## Provided entries

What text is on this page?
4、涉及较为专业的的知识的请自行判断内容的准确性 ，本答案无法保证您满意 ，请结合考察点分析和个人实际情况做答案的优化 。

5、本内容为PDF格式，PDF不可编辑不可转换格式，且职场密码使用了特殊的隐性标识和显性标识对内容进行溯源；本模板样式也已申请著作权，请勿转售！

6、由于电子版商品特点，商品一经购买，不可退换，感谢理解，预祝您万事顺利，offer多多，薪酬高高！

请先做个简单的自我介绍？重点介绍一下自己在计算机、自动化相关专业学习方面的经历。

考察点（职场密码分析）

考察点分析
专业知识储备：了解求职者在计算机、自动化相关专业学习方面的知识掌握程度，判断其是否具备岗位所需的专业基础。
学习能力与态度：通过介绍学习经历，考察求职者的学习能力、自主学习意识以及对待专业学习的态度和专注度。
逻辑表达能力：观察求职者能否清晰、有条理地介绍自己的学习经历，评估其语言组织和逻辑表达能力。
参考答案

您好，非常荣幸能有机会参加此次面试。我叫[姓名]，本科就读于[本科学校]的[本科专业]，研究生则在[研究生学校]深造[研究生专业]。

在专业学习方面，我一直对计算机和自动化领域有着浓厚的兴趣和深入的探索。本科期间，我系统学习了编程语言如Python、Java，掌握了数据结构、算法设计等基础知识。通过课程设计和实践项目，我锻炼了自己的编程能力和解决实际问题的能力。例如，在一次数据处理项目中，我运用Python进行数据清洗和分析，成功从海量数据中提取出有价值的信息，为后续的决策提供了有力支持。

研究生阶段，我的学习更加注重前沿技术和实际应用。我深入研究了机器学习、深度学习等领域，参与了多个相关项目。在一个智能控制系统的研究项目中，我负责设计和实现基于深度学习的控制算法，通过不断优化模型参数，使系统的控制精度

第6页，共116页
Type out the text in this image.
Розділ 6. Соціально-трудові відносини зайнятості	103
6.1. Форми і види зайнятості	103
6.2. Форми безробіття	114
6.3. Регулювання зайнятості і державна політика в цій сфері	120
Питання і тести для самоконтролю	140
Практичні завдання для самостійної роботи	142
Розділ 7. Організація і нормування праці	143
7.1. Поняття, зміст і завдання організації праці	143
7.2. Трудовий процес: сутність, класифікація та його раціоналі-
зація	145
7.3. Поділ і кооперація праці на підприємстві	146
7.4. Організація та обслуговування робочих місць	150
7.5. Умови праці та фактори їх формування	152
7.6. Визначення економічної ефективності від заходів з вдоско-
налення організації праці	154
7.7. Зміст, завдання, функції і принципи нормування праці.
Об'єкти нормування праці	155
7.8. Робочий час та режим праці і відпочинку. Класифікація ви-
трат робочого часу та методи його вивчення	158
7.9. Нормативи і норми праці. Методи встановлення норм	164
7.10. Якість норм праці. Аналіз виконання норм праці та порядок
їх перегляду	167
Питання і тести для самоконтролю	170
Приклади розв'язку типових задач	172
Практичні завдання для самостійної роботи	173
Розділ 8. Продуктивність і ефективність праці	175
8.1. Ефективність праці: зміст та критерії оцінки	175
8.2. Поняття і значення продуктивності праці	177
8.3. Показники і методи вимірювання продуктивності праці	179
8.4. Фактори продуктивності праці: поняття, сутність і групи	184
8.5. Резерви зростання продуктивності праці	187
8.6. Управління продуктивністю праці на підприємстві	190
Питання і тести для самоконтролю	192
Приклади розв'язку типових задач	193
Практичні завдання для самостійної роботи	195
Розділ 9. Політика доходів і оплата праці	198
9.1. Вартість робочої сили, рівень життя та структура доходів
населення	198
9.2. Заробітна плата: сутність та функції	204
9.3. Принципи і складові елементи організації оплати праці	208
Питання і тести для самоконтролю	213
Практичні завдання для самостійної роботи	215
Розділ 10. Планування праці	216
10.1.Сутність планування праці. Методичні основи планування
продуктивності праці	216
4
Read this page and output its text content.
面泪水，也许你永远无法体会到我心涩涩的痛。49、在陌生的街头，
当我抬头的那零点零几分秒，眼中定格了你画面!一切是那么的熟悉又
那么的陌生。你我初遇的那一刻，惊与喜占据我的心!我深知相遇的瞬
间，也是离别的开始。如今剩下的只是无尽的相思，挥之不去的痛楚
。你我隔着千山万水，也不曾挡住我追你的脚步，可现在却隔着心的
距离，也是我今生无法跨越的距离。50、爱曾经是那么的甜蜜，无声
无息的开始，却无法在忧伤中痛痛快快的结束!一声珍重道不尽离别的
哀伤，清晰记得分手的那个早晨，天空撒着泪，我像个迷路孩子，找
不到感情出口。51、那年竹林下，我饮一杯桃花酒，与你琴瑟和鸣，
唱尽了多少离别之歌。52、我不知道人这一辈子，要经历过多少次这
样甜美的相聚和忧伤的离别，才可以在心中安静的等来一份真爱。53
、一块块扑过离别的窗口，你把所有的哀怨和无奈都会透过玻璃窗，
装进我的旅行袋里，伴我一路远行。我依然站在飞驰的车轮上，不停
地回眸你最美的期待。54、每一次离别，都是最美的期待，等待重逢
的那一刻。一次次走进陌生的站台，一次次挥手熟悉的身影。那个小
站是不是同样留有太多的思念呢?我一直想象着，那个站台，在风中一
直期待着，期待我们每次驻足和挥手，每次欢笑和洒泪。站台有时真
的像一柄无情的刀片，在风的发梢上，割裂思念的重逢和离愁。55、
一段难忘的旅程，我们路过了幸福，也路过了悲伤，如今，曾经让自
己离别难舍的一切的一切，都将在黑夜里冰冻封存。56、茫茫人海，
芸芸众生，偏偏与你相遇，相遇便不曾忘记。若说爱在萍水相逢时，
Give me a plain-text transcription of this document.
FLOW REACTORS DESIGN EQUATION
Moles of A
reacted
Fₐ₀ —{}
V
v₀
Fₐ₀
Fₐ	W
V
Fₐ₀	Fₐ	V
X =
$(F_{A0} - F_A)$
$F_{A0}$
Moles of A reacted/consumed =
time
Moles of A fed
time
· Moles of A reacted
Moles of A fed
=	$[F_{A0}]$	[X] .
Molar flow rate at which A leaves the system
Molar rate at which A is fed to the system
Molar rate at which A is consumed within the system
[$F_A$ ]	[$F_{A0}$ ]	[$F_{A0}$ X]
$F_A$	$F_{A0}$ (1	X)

## Given task
Reproduce the material exactly, with every line intact.

## Reply
What text is on this page?
4、涉及较为专业的的知识的请自行判断内容的准确性 ，本答案无法保证您满意 ，请结合考察点分析和个人实际情况做答案的优化 。

5、本内容为PDF格式，PDF不可编辑不可转换格式，且职场密码使用了特殊的隐性标识和显性标识对内容进行溯源；本模板样式也已申请著作权，请勿转售！

6、由于电子版商品特点，商品一经购买，不可退换，感谢理解，预祝您万事顺利，offer多多，薪酬高高！

请先做个简单的自我介绍？重点介绍一下自己在计算机、自动化相关专业学习方面的经历。

考察点（职场密码分析）

考察点分析
专业知识储备：了解求职者在计算机、自动化相关专业学习方面的知识掌握程度，判断其是否具备岗位所需的专业基础。
学习能力与态度：通过介绍学习经历，考察求职者的学习能力、自主学习意识以及对待专业学习的态度和专注度。
逻辑表达能力：观察求职者能否清晰、有条理地介绍自己的学习经历，评估其语言组织和逻辑表达能力。
参考答案

您好，非常荣幸能有机会参加此次面试。我叫[姓名]，本科就读于[本科学校]的[本科专业]，研究生则在[研究生学校]深造[研究生专业]。

在专业学习方面，我一直对计算机和自动化领域有着浓厚的兴趣和深入的探索。本科期间，我系统学习了编程语言如Python、Java，掌握了数据结构、算法设计等基础知识。通过课程设计和实践项目，我锻炼了自己的编程能力和解决实际问题的能力。例如，在一次数据处理项目中，我运用Python进行数据清洗和分析，成功从海量数据中提取出有价值的信息，为后续的决策提供了有力支持。

研究生阶段，我的学习更加注重前沿技术和实际应用。我深入研究了机器学习、深度学习等领域，参与了多个相关项目。在一个智能控制系统的研究项目中，我负责设计和实现基于深度学习的控制算法，通过不断优化模型参数，使系统的控制精度

第6页，共116页
Type out the text in this image.
Розділ 6. Соціально-трудові відносини зайнятості	103
6.1. Форми і види зайнятості	103
6.2. Форми безробіття	114
6.3. Регулювання зайнятості і державна політика в цій сфері	120
Питання і тести для самоконтролю	140
Практичні завдання для самостійної роботи	142
Розділ 7. Організація і нормування праці	143
7.1. Поняття, зміст і завдання організації праці	143
7.2. Трудовий процес: сутність, класифікація та його раціоналі-
зація	145
7.3. Поділ і кооперація праці на підприємстві	146
7.4. Організація та обслуговування робочих місць	150
7.5. Умови праці та фактори їх формування	152
7.6. Визначення економічної ефективності від заходів з вдоско-
налення організації праці	154
7.7. Зміст, завдання, функції і принципи нормування праці.
Об'єкти нормування праці	155
7.8. Робочий час та режим праці і відпочинку. Класифікація ви-
трат робочого часу та методи його вивчення	158
7.9. Нормативи і норми праці. Методи встановлення норм	164
7.10. Якість норм праці. Аналіз виконання норм праці та порядок
їх перегляду	167
Питання і тести для самоконтролю	170
Приклади розв'язку типових задач	172
Практичні завдання для самостійної роботи	173
Розділ 8. Продуктивність і ефективність праці	175
8.1. Ефективність праці: зміст та критерії оцінки	175
8.2. Поняття і значення продуктивності праці	177
8.3. Показники і методи вимірювання продуктивності праці	179
8.4. Фактори продуктивності праці: поняття, сутність і групи	184
8.5. Резерви зростання продуктивності праці	187
8.6. Управління продуктивністю праці на підприємстві	190
Питання і тести для самоконтролю	192
Приклади розв'язку типових задач	193
Практичні завдання для самостійної роботи	195
Розділ 9. Політика доходів і оплата праці	198
9.1. Вартість робочої сили, рівень життя та структура доходів
населення	198
9.2. Заробітна плата: сутність та функції	204
9.3. Принципи і складові елементи організації оплати праці	208
Питання і тести для самоконтролю	213
Практичні завдання для самостійної роботи	215
Розділ 10. Планування праці	216
10.1.Сутність планування праці. Методичні основи планування
продуктивності праці	216
4
Read this page and output its text content.
面泪水，也许你永远无法体会到我心涩涩的痛。49、在陌生的街头，
当我抬头的那零点零几分秒，眼中定格了你画面!一切是那么的熟悉又
那么的陌生。你我初遇的那一刻，惊与喜占据我的心!我深知相遇的瞬
间，也是离别的开始。如今剩下的只是无尽的相思，挥之不去的痛楚
。你我隔着千山万水，也不曾挡住我追你的脚步，可现在却隔着心的
距离，也是我今生无法跨越的距离。50、爱曾经是那么的甜蜜，无声
无息的开始，却无法在忧伤中痛痛快快的结束!一声珍重道不尽离别的
哀伤，清晰记得分手的那个早晨，天空撒着泪，我像个迷路孩子，找
不到感情出口。51、那年竹林下，我饮一杯桃花酒，与你琴瑟和鸣，
唱尽了多少离别之歌。52、我不知道人这一辈子，要经历过多少次这
样甜美的相聚和忧伤的离别，才可以在心中安静的等来一份真爱。53
、一块块扑过离别的窗口，你把所有的哀怨和无奈都会透过玻璃窗，
装进我的旅行袋里，伴我一路远行。我依然站在飞驰的车轮上，不停
地回眸你最美的期待。54、每一次离别，都是最美的期待，等待重逢
的那一刻。一次次走进陌生的站台，一次次挥手熟悉的身影。那个小
站是不是同样留有太多的思念呢?我一直想象着，那个站台，在风中一
直期待着，期待我们每次驻足和挥手，每次欢笑和洒泪。站台有时真
的像一柄无情的刀片，在风的发梢上，割裂思念的重逢和离愁。55、
一段难忘的旅程，我们路过了幸福，也路过了悲伤，如今，曾经让自
己离别难舍的一切的一切，都将在黑夜里冰冻封存。56、茫茫人海，
芸芸众生，偏偏与你相遇，相遇便不曾忘记。若说爱在萍水相逢时，
Give me a plain-text transcription of this document.
FLOW REACTORS DESIGN EQUATION
Moles of A
reacted
Fₐ₀ —{}
V
v₀
Fₐ₀
Fₐ	W
V
Fₐ₀	Fₐ	V
X =
$(F_{A0} - F_A)$
$F_{A0}$
Moles of A reacted/consumed =
time
Moles of A fed
time
· Moles of A reacted
Moles of A fed
=	$[F_{A0}]$	[X] .
Molar flow rate at which A leaves the system
Molar rate at which A is fed to the system
Molar rate at which A is consumed within the system
[$F_A$ ]	[$F_{A0}$ ]	[$F_{A0}$ X]
$F_A$	$F_{A0}$ (1	X)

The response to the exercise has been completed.